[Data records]
□ □ □

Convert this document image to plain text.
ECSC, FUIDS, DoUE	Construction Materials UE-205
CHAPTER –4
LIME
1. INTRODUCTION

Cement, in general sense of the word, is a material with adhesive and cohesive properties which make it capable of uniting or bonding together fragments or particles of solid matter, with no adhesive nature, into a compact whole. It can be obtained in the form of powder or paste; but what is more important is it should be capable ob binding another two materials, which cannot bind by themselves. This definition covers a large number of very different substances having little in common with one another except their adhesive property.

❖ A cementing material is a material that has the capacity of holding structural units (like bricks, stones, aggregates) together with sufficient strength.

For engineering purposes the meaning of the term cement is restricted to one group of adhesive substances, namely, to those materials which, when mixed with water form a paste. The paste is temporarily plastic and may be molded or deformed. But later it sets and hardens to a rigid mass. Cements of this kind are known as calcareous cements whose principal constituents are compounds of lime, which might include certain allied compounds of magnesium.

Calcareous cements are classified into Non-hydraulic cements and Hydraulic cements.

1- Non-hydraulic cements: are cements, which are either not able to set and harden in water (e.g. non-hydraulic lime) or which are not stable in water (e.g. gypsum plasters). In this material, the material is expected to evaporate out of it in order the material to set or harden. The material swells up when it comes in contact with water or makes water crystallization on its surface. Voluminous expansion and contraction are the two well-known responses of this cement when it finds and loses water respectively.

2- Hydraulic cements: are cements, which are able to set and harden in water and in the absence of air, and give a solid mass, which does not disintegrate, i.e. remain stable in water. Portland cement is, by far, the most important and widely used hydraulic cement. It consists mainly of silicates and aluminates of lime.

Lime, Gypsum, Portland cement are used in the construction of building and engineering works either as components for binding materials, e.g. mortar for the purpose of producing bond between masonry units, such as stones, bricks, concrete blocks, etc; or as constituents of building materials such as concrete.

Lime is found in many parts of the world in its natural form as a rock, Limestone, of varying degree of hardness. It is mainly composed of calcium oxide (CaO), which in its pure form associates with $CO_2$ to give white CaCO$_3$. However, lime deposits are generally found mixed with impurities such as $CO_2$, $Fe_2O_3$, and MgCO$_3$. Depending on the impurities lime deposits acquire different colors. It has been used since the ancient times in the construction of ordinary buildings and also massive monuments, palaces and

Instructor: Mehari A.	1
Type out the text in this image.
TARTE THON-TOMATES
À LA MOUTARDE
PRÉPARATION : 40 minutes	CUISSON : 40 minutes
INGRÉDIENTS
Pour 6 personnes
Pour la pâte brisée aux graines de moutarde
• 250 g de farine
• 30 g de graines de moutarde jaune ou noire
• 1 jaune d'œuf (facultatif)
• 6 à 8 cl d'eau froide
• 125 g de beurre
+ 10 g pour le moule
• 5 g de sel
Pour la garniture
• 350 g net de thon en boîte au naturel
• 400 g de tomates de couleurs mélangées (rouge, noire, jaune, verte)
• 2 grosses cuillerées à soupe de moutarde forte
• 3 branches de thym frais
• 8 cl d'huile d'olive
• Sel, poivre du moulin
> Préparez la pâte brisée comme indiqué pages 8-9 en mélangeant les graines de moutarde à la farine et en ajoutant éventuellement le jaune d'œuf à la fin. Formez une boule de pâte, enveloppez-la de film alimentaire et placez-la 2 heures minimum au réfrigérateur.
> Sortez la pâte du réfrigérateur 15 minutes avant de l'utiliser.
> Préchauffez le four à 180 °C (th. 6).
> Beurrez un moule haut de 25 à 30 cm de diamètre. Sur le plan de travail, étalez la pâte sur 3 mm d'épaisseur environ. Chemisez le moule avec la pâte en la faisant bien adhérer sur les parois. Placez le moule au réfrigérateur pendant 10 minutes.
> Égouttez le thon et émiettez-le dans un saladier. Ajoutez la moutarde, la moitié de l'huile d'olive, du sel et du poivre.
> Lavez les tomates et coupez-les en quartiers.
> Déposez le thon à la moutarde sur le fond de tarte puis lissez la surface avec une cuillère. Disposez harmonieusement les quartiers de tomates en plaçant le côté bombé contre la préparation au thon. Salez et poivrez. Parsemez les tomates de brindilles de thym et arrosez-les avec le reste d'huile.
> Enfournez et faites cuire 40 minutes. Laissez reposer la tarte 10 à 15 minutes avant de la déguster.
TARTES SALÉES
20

□ □ □

How many lines of the listing above include the word "brisée"? State the number and nothing else.

2